Task to complete »
Write out the complete material exactly as it stands.

Listed records »
┄┄┄┄┄┄┄┄┄┄

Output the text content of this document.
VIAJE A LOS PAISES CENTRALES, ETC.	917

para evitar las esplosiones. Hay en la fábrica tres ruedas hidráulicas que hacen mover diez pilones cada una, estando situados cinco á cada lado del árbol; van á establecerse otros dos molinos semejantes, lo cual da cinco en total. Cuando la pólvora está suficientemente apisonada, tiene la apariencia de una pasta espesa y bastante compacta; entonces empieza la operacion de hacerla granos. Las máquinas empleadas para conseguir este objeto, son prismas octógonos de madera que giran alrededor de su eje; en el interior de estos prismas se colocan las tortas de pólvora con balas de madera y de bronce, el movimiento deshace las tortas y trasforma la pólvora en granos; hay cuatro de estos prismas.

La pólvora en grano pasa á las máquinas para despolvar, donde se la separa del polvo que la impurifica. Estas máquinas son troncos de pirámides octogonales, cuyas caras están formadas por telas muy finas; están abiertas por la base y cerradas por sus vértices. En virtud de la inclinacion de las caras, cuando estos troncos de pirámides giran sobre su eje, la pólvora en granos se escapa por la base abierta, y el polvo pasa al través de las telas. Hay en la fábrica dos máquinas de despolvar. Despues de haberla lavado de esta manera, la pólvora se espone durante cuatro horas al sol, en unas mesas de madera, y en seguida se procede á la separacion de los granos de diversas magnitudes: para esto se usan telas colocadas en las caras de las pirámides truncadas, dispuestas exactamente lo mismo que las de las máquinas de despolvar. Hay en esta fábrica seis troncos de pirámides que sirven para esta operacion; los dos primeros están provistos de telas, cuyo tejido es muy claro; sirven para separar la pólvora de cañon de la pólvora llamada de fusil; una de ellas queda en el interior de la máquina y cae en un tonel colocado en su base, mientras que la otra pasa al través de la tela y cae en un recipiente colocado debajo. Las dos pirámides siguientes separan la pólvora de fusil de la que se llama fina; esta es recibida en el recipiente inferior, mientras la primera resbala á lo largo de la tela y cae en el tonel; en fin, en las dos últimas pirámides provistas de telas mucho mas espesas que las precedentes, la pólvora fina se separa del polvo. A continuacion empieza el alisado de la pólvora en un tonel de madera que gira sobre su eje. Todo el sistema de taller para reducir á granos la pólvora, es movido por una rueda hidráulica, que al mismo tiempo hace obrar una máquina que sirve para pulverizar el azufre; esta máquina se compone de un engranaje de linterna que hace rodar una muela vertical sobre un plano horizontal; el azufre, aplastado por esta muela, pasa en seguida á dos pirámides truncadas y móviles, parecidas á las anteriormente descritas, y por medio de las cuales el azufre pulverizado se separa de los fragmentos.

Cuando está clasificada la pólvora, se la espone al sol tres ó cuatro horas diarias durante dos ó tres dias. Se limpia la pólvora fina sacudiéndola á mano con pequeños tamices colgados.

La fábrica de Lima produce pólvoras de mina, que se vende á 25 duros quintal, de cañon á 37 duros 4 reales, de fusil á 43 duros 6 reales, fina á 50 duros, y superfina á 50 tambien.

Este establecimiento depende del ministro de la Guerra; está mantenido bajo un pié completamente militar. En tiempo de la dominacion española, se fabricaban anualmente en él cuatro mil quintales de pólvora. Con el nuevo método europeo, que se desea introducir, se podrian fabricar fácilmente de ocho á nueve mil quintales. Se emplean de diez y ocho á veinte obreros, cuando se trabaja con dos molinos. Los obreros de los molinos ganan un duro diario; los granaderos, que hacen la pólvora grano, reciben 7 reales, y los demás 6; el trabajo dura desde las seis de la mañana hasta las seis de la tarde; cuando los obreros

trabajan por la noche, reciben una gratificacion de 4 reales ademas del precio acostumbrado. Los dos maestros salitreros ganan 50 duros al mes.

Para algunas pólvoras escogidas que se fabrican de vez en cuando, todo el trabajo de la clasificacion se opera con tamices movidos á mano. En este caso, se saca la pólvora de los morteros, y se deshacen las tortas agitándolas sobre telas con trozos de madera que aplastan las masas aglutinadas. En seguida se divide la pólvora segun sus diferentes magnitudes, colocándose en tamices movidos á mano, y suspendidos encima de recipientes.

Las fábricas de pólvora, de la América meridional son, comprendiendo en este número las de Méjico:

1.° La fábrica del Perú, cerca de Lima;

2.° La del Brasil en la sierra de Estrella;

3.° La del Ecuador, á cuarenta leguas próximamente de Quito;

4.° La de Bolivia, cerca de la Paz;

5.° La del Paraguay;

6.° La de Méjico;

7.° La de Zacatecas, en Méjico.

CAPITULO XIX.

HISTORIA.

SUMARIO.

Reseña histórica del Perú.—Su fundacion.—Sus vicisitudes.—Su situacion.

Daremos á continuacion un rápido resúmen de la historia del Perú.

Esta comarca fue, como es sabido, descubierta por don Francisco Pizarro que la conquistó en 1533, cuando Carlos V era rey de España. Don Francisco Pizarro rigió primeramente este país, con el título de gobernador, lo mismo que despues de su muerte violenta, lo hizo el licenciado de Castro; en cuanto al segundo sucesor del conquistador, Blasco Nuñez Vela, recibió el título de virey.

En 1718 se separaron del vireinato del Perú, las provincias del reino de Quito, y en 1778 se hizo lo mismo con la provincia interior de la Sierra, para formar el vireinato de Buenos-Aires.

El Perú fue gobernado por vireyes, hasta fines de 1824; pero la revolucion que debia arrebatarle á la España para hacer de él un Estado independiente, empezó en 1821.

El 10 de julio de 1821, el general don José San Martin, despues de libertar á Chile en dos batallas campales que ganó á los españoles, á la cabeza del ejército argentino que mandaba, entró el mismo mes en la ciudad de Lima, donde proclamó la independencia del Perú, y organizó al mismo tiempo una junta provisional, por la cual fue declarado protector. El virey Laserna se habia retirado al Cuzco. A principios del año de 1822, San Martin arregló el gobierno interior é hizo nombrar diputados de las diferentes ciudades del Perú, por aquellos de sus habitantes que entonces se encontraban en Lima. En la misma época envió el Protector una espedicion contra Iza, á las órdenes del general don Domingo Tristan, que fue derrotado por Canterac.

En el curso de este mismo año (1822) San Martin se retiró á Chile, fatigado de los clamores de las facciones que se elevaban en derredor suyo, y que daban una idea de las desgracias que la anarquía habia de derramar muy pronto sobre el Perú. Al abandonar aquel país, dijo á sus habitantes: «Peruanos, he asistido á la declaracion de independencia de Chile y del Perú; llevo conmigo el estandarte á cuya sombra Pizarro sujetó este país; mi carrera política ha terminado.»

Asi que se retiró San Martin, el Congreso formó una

┄┄┄┄┄┄┄┄┄┄

Full solution »
Output the text content of this document.
VIAJE A LOS PAISES CENTRALES, ETC.	917

para evitar las esplosiones. Hay en la fábrica tres ruedas hidráulicas que hacen mover diez pilones cada una, estando situados cinco á cada lado del árbol; van á establecerse otros dos molinos semejantes, lo cual da cinco en total. Cuando la pólvora está suficientemente apisonada, tiene la apariencia de una pasta espesa y bastante compacta; entonces empieza la operacion de hacerla granos. Las máquinas empleadas para conseguir este objeto, son prismas octógonos de madera que giran alrededor de su eje; en el interior de estos prismas se colocan las tortas de pólvora con balas de madera y de bronce, el movimiento deshace las tortas y trasforma la pólvora en granos; hay cuatro de estos prismas.

La pólvora en grano pasa á las máquinas para despolvar, donde se la separa del polvo que la impurifica. Estas máquinas son troncos de pirámides octogonales, cuyas caras están formadas por telas muy finas; están abiertas por la base y cerradas por sus vértices. En virtud de la inclinacion de las caras, cuando estos troncos de pirámides giran sobre su eje, la pólvora en granos se escapa por la base abierta, y el polvo pasa al través de las telas. Hay en la fábrica dos máquinas de despolvar. Despues de haberla lavado de esta manera, la pólvora se espone durante cuatro horas al sol, en unas mesas de madera, y en seguida se procede á la separacion de los granos de diversas magnitudes: para esto se usan telas colocadas en las caras de las pirámides truncadas, dispuestas exactamente lo mismo que las de las máquinas de despolvar. Hay en esta fábrica seis troncos de pirámides que sirven para esta operacion; los dos primeros están provistos de telas, cuyo tejido es muy claro; sirven para separar la pólvora de cañon de la pólvora llamada de fusil; una de ellas queda en el interior de la máquina y cae en un tonel colocado en su base, mientras que la otra pasa al través de la tela y cae en un recipiente colocado debajo. Las dos pirámides siguientes separan la pólvora de fusil de la que se llama fina; esta es recibida en el recipiente inferior, mientras la primera resbala á lo largo de la tela y cae en el tonel; en fin, en las dos últimas pirámides provistas de telas mucho mas espesas que las precedentes, la pólvora fina se separa del polvo. A continuacion empieza el alisado de la pólvora en un tonel de madera que gira sobre su eje. Todo el sistema de taller para reducir á granos la pólvora, es movido por una rueda hidráulica, que al mismo tiempo hace obrar una máquina que sirve para pulverizar el azufre; esta máquina se compone de un engranaje de linterna que hace rodar una muela vertical sobre un plano horizontal; el azufre, aplastado por esta muela, pasa en seguida á dos pirámides truncadas y móviles, parecidas á las anteriormente descritas, y por medio de las cuales el azufre pulverizado se separa de los fragmentos.

Cuando está clasificada la pólvora, se la espone al sol tres ó cuatro horas diarias durante dos ó tres dias. Se limpia la pólvora fina sacudiéndola á mano con pequeños tamices colgados.

La fábrica de Lima produce pólvoras de mina, que se vende á 25 duros quintal, de cañon á 37 duros 4 reales, de fusil á 43 duros 6 reales, fina á 50 duros, y superfina á 50 tambien.

Este establecimiento depende del ministro de la Guerra; está mantenido bajo un pié completamente militar. En tiempo de la dominacion española, se fabricaban anualmente en él cuatro mil quintales de pólvora. Con el nuevo método europeo, que se desea introducir, se podrian fabricar fácilmente de ocho á nueve mil quintales. Se emplean de diez y ocho á veinte obreros, cuando se trabaja con dos molinos. Los obreros de los molinos ganan un duro diario; los granaderos, que hacen la pólvora grano, reciben 7 reales, y los demás 6; el trabajo dura desde las seis de la mañana hasta las seis de la tarde; cuando los obreros

trabajan por la noche, reciben una gratificacion de 4 reales ademas del precio acostumbrado. Los dos maestros salitreros ganan 50 duros al mes.

Para algunas pólvoras escogidas que se fabrican de vez en cuando, todo el trabajo de la clasificacion se opera con tamices movidos á mano. En este caso, se saca la pólvora de los morteros, y se deshacen las tortas agitándolas sobre telas con trozos de madera que aplastan las masas aglutinadas. En seguida se divide la pólvora segun sus diferentes magnitudes, colocándose en tamices movidos á mano, y suspendidos encima de recipientes.

Las fábricas de pólvora, de la América meridional son, comprendiendo en este número las de Méjico:

1.° La fábrica del Perú, cerca de Lima;

2.° La del Brasil en la sierra de Estrella;

3.° La del Ecuador, á cuarenta leguas próximamente de Quito;

4.° La de Bolivia, cerca de la Paz;

5.° La del Paraguay;

6.° La de Méjico;

7.° La de Zacatecas, en Méjico.

CAPITULO XIX.

HISTORIA.

SUMARIO.

Reseña histórica del Perú.—Su fundacion.—Sus vicisitudes.—Su situacion.

Daremos á continuacion un rápido resúmen de la historia del Perú.

Esta comarca fue, como es sabido, descubierta por don Francisco Pizarro que la conquistó en 1533, cuando Carlos V era rey de España. Don Francisco Pizarro rigió primeramente este país, con el título de gobernador, lo mismo que despues de su muerte violenta, lo hizo el licenciado de Castro; en cuanto al segundo sucesor del conquistador, Blasco Nuñez Vela, recibió el título de virey.

En 1718 se separaron del vireinato del Perú, las provincias del reino de Quito, y en 1778 se hizo lo mismo con la provincia interior de la Sierra, para formar el vireinato de Buenos-Aires.

El Perú fue gobernado por vireyes, hasta fines de 1824; pero la revolucion que debia arrebatarle á la España para hacer de él un Estado independiente, empezó en 1821.

El 10 de julio de 1821, el general don José San Martin, despues de libertar á Chile en dos batallas campales que ganó á los españoles, á la cabeza del ejército argentino que mandaba, entró el mismo mes en la ciudad de Lima, donde proclamó la independencia del Perú, y organizó al mismo tiempo una junta provisional, por la cual fue declarado protector. El virey Laserna se habia retirado al Cuzco. A principios del año de 1822, San Martin arregló el gobierno interior é hizo nombrar diputados de las diferentes ciudades del Perú, por aquellos de sus habitantes que entonces se encontraban en Lima. En la misma época envió el Protector una espedicion contra Iza, á las órdenes del general don Domingo Tristan, que fue derrotado por Canterac.

En el curso de este mismo año (1822) San Martin se retiró á Chile, fatigado de los clamores de las facciones que se elevaban en derredor suyo, y que daban una idea de las desgracias que la anarquía habia de derramar muy pronto sobre el Perú. Al abandonar aquel país, dijo á sus habitantes: «Peruanos, he asistido á la declaracion de independencia de Chile y del Perú; llevo conmigo el estandarte á cuya sombra Pizarro sujetó este país; mi carrera política ha terminado.»

Asi que se retiró San Martin, el Congreso formó una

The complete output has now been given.